SHORT PROBLEM:
Find each line with the word "Significant" and copy it.
◇ ◇ ◇
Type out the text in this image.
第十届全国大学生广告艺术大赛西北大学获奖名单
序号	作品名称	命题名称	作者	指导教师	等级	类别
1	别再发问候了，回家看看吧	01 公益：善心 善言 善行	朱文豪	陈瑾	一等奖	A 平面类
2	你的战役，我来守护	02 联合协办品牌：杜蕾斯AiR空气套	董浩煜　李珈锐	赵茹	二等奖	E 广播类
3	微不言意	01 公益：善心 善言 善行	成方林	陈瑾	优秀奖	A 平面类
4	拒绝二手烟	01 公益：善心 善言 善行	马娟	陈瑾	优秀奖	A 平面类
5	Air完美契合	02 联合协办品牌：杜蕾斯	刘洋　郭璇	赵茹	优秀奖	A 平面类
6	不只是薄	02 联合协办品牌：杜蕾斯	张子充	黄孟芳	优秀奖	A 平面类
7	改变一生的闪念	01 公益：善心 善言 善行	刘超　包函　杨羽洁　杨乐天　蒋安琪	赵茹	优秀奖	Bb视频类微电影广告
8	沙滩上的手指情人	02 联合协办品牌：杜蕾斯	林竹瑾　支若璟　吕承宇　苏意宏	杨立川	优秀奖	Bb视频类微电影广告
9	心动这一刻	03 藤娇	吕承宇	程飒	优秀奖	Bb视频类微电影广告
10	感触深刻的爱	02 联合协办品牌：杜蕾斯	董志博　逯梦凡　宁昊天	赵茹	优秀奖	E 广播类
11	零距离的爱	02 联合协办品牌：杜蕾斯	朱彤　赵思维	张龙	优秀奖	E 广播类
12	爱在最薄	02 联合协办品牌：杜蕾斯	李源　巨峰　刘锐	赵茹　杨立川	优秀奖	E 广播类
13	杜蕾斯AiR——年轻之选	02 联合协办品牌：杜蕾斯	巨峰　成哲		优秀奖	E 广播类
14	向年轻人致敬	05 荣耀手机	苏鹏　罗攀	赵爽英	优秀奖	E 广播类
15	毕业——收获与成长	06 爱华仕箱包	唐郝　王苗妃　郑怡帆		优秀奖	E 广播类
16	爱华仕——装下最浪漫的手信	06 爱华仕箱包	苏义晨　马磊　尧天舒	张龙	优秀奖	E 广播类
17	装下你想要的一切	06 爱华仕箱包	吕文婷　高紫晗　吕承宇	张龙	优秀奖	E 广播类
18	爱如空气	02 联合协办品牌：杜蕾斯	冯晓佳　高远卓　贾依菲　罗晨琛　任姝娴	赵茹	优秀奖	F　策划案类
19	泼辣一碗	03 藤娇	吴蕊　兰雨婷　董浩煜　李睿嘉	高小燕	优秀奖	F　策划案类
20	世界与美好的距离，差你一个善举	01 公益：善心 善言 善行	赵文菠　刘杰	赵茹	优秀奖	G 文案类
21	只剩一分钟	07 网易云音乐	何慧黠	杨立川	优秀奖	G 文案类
◇ ◇ ◇
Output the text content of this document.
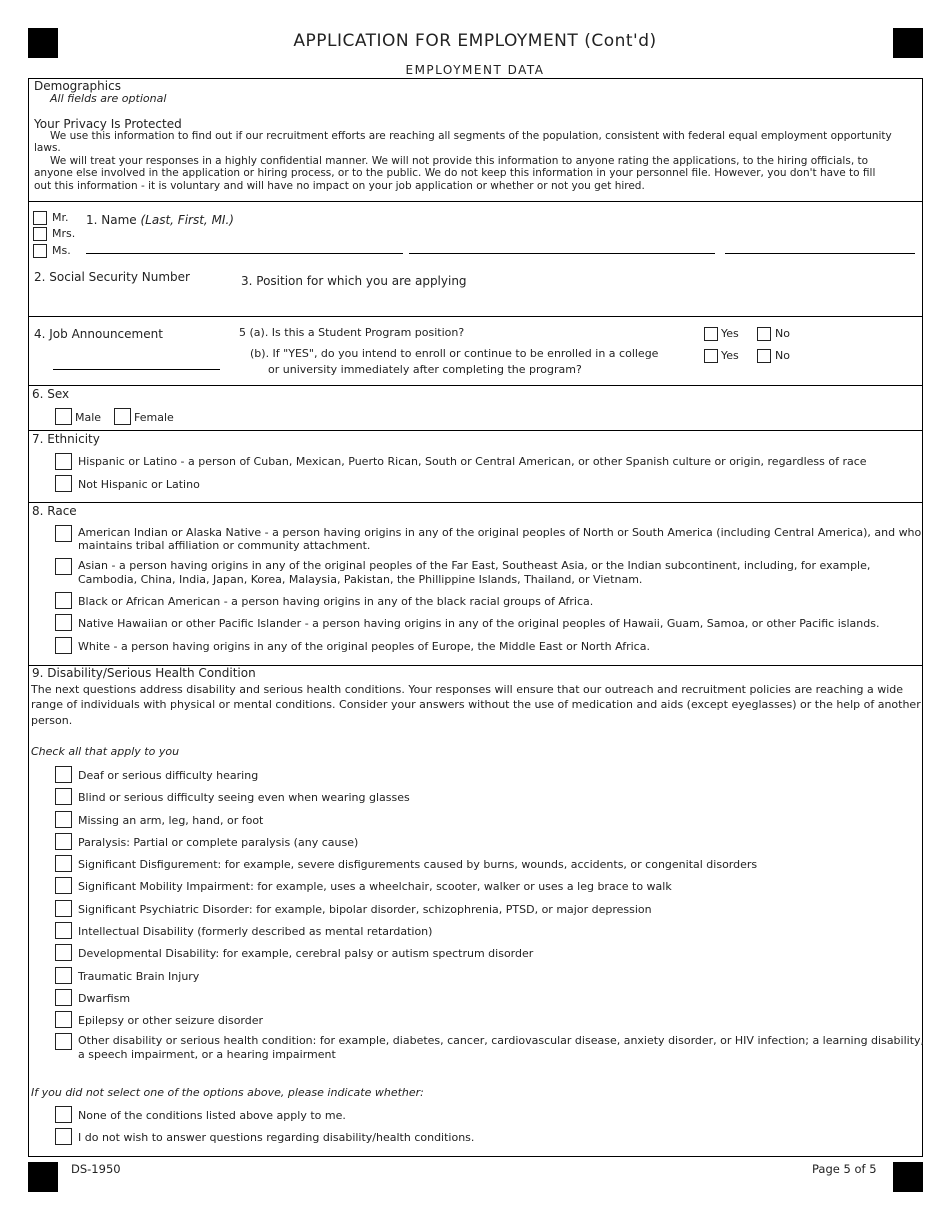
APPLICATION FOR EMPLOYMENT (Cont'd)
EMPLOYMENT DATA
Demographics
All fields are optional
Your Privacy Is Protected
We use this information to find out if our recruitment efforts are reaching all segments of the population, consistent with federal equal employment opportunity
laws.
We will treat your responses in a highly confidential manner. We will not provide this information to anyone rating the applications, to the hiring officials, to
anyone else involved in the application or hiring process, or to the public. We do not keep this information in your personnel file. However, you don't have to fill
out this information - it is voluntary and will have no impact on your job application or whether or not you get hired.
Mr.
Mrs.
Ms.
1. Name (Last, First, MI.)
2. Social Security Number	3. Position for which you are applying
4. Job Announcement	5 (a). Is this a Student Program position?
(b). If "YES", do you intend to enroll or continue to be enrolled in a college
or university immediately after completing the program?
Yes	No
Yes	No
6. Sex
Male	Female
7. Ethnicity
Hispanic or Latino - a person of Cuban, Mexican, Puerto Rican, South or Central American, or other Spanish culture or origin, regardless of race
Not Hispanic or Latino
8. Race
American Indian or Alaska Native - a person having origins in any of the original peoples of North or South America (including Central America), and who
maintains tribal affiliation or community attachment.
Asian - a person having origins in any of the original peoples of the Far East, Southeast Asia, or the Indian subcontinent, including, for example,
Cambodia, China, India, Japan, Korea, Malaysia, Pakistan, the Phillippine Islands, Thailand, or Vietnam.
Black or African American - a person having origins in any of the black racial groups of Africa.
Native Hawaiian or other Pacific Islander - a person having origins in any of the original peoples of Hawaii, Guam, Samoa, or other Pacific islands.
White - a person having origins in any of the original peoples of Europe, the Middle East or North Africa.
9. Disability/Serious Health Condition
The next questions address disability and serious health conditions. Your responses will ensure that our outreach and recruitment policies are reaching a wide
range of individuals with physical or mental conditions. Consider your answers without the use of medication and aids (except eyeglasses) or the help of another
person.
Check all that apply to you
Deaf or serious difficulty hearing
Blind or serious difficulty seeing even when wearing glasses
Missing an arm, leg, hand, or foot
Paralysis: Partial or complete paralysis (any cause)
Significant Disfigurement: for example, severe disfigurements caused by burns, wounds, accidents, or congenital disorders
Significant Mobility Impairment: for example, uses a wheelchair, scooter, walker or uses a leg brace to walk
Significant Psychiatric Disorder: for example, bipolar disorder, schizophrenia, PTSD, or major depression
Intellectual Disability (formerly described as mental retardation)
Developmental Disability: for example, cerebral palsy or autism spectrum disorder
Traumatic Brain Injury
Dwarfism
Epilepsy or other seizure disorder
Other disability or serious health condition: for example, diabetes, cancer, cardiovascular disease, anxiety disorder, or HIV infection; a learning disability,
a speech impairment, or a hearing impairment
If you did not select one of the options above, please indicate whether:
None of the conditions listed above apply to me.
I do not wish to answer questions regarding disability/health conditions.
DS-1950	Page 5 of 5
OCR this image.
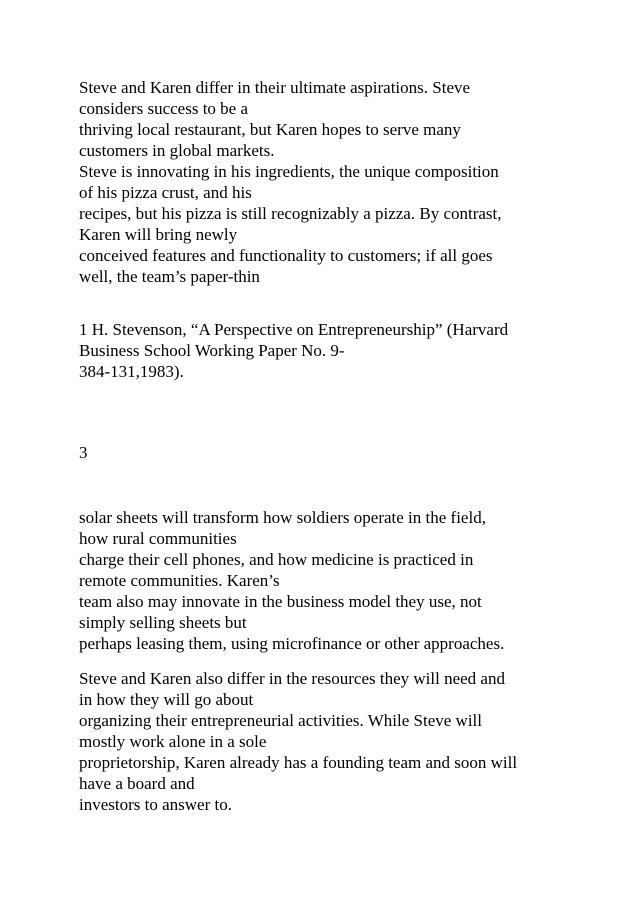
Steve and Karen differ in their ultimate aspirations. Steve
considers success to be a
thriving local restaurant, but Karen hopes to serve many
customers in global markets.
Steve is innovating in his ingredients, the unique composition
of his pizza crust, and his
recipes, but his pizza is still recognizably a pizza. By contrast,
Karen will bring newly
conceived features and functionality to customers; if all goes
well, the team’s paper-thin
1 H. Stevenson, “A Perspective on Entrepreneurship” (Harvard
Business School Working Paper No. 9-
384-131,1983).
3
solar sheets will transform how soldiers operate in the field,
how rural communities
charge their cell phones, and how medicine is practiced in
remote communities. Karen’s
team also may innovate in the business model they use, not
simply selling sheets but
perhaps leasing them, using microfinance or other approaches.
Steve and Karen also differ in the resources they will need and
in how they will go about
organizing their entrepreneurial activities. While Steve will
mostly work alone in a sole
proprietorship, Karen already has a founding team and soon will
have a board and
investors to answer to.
◇ ◇ ◇
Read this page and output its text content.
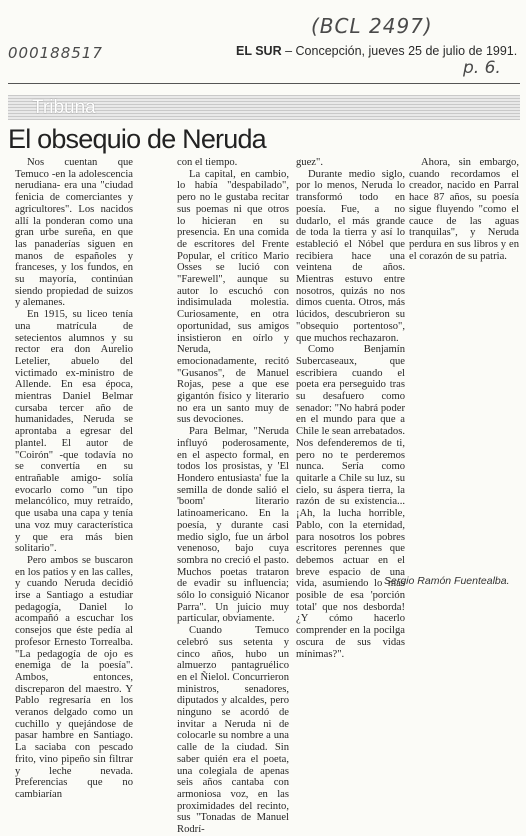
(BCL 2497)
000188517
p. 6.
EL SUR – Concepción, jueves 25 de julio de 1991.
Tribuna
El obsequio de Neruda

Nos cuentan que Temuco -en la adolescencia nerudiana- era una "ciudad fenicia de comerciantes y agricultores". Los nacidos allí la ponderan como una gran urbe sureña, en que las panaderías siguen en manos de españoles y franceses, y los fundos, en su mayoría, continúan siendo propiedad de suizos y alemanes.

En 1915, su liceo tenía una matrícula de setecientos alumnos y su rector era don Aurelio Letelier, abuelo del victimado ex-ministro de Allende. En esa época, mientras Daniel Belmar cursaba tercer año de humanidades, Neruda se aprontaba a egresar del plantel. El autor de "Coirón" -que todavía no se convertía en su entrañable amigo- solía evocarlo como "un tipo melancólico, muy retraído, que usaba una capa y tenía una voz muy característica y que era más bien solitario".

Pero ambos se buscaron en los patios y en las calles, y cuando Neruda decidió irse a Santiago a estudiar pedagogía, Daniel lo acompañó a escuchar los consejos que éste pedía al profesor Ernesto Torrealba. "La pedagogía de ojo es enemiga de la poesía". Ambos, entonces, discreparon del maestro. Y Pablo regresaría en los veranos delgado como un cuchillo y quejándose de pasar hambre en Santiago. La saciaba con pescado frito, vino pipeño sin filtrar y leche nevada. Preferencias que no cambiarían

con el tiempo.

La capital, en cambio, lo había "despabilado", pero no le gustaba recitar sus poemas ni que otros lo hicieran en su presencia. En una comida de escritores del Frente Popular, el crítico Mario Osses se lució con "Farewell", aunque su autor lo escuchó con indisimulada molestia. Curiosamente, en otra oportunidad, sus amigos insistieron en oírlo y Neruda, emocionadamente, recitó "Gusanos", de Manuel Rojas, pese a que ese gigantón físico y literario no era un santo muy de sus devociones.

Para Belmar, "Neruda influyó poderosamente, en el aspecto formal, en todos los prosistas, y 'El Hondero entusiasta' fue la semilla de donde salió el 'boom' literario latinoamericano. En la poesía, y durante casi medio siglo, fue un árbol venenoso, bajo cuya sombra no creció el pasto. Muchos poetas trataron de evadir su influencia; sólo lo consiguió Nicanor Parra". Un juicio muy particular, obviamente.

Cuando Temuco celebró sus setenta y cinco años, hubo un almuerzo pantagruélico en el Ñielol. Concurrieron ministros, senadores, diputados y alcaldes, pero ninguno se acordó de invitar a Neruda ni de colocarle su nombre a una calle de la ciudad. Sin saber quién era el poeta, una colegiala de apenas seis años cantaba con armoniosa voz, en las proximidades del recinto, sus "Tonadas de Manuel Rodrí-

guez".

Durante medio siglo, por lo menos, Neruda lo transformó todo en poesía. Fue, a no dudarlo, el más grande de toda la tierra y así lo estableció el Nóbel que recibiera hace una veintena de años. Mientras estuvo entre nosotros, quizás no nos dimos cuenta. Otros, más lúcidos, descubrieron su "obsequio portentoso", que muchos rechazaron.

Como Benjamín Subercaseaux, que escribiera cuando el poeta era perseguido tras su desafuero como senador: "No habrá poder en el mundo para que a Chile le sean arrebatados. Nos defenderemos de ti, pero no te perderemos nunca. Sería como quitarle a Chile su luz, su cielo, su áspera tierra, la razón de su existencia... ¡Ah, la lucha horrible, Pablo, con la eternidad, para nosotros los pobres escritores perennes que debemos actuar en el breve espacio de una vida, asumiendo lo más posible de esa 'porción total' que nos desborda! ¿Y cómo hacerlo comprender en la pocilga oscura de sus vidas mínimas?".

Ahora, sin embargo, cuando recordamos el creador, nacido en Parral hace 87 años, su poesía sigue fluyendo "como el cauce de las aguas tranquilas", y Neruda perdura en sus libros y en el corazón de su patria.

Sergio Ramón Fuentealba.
◇ ◇ ◇
ANSWER TO THIS EXERCISE:
Significant Disfigurement: for example, severe disfigurements caused by burns, wounds, accidents, or congenital disorders
Significant Mobility Impairment: for example, uses a wheelchair, scooter, walker or uses a leg brace to walk
Significant Psychiatric Disorder: for example, bipolar disorder, schizophrenia, PTSD, or major depression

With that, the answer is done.